RECORDS SUPPLIED >>
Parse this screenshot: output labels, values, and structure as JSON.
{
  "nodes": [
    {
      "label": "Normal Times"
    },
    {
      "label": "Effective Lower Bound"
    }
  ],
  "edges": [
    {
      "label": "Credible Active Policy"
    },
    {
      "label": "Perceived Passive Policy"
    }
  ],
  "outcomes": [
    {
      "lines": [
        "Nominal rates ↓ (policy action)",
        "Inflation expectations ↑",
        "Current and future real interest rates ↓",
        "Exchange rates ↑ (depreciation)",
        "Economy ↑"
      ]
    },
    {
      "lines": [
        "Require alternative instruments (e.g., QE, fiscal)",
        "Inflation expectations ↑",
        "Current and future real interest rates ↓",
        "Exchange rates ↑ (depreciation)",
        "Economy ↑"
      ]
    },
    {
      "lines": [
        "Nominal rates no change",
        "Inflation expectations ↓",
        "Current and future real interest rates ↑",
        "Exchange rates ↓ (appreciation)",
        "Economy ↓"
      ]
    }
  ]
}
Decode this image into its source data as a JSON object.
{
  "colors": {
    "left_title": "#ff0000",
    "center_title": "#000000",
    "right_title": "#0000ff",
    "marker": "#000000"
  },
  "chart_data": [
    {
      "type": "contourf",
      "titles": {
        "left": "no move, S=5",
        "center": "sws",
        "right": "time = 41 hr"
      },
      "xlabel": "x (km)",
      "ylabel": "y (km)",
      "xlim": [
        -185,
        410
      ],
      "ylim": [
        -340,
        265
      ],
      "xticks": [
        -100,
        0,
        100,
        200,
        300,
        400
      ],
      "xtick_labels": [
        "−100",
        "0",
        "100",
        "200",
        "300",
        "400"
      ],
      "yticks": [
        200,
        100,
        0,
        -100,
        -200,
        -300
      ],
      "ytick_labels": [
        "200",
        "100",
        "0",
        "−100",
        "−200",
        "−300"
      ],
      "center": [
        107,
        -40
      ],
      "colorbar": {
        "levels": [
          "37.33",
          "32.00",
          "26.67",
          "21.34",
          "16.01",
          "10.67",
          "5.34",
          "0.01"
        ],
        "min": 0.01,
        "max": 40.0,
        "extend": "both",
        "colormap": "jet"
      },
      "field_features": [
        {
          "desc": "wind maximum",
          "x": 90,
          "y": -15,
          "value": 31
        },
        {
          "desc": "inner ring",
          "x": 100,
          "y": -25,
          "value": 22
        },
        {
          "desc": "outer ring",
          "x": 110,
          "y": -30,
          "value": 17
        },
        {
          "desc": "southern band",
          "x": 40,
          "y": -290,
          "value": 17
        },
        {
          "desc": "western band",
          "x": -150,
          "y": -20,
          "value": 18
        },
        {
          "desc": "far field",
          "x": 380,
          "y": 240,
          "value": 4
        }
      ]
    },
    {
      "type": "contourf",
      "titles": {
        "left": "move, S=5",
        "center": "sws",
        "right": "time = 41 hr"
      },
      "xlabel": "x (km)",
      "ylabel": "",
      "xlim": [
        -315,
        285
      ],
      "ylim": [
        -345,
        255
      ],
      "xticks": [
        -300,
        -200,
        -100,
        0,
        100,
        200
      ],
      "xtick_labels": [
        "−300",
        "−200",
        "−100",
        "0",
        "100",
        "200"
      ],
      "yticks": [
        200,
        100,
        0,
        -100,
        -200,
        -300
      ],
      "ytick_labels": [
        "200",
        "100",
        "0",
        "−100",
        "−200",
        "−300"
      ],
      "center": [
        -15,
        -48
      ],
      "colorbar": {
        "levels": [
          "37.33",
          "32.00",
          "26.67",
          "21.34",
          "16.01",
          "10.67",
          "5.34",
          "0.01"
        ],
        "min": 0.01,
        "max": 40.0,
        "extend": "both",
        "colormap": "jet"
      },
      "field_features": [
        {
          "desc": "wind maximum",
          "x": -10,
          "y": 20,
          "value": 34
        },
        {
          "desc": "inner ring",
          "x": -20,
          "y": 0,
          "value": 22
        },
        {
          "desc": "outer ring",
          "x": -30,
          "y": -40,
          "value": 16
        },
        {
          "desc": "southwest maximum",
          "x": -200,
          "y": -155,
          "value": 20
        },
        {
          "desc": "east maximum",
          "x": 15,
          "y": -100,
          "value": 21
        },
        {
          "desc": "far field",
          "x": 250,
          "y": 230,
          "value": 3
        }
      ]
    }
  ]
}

WRITTEN REQUEST >> Determine how many lines of the data contain the word "JSON", and reply with that number only.

EXPECTED OUTPUT >> 2